Collection entries:
-- start --

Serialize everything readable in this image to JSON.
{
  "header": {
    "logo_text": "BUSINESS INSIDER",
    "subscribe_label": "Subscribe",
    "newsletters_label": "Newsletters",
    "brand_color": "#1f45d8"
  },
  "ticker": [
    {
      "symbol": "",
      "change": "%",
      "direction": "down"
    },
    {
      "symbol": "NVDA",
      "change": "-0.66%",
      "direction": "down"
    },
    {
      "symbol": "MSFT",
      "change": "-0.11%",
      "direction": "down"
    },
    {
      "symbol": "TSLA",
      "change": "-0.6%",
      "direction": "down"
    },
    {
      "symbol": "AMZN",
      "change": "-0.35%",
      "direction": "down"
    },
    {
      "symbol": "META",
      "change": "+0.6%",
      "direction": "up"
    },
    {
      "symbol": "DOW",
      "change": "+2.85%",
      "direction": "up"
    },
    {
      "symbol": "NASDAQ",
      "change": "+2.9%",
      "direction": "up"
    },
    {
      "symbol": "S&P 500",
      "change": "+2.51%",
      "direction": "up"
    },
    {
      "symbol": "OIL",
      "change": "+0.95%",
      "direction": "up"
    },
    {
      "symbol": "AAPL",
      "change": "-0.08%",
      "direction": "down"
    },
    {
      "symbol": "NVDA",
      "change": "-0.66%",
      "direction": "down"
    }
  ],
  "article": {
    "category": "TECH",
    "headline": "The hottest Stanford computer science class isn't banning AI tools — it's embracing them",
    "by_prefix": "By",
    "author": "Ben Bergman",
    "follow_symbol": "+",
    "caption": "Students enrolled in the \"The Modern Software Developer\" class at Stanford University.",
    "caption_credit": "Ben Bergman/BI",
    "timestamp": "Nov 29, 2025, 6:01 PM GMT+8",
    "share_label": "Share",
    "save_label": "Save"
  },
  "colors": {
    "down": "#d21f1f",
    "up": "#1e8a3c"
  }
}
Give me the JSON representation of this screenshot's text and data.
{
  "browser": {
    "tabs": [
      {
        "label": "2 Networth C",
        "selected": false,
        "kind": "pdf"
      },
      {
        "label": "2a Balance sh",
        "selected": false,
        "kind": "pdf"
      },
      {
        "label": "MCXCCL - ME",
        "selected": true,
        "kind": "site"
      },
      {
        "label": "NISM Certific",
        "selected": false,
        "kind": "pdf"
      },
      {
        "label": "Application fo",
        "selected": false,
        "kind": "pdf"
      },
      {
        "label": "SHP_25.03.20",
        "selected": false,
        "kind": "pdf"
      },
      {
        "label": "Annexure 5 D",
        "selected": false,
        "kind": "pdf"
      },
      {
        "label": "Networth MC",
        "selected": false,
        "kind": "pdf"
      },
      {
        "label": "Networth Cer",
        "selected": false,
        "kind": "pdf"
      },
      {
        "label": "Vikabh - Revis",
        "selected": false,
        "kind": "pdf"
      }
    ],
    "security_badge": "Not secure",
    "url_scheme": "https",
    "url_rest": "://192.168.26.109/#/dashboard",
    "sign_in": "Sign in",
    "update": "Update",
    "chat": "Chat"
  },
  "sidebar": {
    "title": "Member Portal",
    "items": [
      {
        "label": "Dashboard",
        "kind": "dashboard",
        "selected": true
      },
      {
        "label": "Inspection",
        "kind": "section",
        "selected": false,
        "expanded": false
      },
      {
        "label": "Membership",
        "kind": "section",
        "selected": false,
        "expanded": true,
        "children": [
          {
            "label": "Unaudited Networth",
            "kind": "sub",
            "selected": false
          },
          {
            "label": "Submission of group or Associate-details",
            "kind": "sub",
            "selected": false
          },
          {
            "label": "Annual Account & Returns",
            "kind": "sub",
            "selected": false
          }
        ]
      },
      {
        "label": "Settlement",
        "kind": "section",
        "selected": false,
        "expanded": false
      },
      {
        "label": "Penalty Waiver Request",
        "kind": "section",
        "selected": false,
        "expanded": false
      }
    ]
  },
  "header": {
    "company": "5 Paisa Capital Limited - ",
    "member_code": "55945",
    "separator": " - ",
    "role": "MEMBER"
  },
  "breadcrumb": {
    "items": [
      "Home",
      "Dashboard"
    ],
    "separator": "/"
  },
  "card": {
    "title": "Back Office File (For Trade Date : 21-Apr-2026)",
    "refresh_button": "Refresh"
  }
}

-- end --

Each of the records should be retyped exactly.

## WRITTEN RESPONSE
Serialize everything readable in this image to JSON.
{
  "header": {
    "logo_text": "BUSINESS INSIDER",
    "subscribe_label": "Subscribe",
    "newsletters_label": "Newsletters",
    "brand_color": "#1f45d8"
  },
  "ticker": [
    {
      "symbol": "",
      "change": "%",
      "direction": "down"
    },
    {
      "symbol": "NVDA",
      "change": "-0.66%",
      "direction": "down"
    },
    {
      "symbol": "MSFT",
      "change": "-0.11%",
      "direction": "down"
    },
    {
      "symbol": "TSLA",
      "change": "-0.6%",
      "direction": "down"
    },
    {
      "symbol": "AMZN",
      "change": "-0.35%",
      "direction": "down"
    },
    {
      "symbol": "META",
      "change": "+0.6%",
      "direction": "up"
    },
    {
      "symbol": "DOW",
      "change": "+2.85%",
      "direction": "up"
    },
    {
      "symbol": "NASDAQ",
      "change": "+2.9%",
      "direction": "up"
    },
    {
      "symbol": "S&P 500",
      "change": "+2.51%",
      "direction": "up"
    },
    {
      "symbol": "OIL",
      "change": "+0.95%",
      "direction": "up"
    },
    {
      "symbol": "AAPL",
      "change": "-0.08%",
      "direction": "down"
    },
    {
      "symbol": "NVDA",
      "change": "-0.66%",
      "direction": "down"
    }
  ],
  "article": {
    "category": "TECH",
    "headline": "The hottest Stanford computer science class isn't banning AI tools — it's embracing them",
    "by_prefix": "By",
    "author": "Ben Bergman",
    "follow_symbol": "+",
    "caption": "Students enrolled in the \"The Modern Software Developer\" class at Stanford University.",
    "caption_credit": "Ben Bergman/BI",
    "timestamp": "Nov 29, 2025, 6:01 PM GMT+8",
    "share_label": "Share",
    "save_label": "Save"
  },
  "colors": {
    "down": "#d21f1f",
    "up": "#1e8a3c"
  }
}
Give me the JSON representation of this screenshot's text and data.
{
  "browser": {
    "tabs": [
      {
        "label": "2 Networth C",
        "selected": false,
        "kind": "pdf"
      },
      {
        "label": "2a Balance sh",
        "selected": false,
        "kind": "pdf"
      },
      {
        "label": "MCXCCL - ME",
        "selected": true,
        "kind": "site"
      },
      {
        "label": "NISM Certific",
        "selected": false,
        "kind": "pdf"
      },
      {
        "label": "Application fo",
        "selected": false,
        "kind": "pdf"
      },
      {
        "label": "SHP_25.03.20",
        "selected": false,
        "kind": "pdf"
      },
      {
        "label": "Annexure 5 D",
        "selected": false,
        "kind": "pdf"
      },
      {
        "label": "Networth MC",
        "selected": false,
        "kind": "pdf"
      },
      {
        "label": "Networth Cer",
        "selected": false,
        "kind": "pdf"
      },
      {
        "label": "Vikabh - Revis",
        "selected": false,
        "kind": "pdf"
      }
    ],
    "security_badge": "Not secure",
    "url_scheme": "https",
    "url_rest": "://192.168.26.109/#/dashboard",
    "sign_in": "Sign in",
    "update": "Update",
    "chat": "Chat"
  },
  "sidebar": {
    "title": "Member Portal",
    "items": [
      {
        "label": "Dashboard",
        "kind": "dashboard",
        "selected": true
      },
      {
        "label": "Inspection",
        "kind": "section",
        "selected": false,
        "expanded": false
      },
      {
        "label": "Membership",
        "kind": "section",
        "selected": false,
        "expanded": true,
        "children": [
          {
            "label": "Unaudited Networth",
            "kind": "sub",
            "selected": false
          },
          {
            "label": "Submission of group or Associate-details",
            "kind": "sub",
            "selected": false
          },
          {
            "label": "Annual Account & Returns",
            "kind": "sub",
            "selected": false
          }
        ]
      },
      {
        "label": "Settlement",
        "kind": "section",
        "selected": false,
        "expanded": false
      },
      {
        "label": "Penalty Waiver Request",
        "kind": "section",
        "selected": false,
        "expanded": false
      }
    ]
  },
  "header": {
    "company": "5 Paisa Capital Limited - ",
    "member_code": "55945",
    "separator": " - ",
    "role": "MEMBER"
  },
  "breadcrumb": {
    "items": [
      "Home",
      "Dashboard"
    ],
    "separator": "/"
  },
  "card": {
    "title": "Back Office File (For Trade Date : 21-Apr-2026)",
    "refresh_button": "Refresh"
  }
}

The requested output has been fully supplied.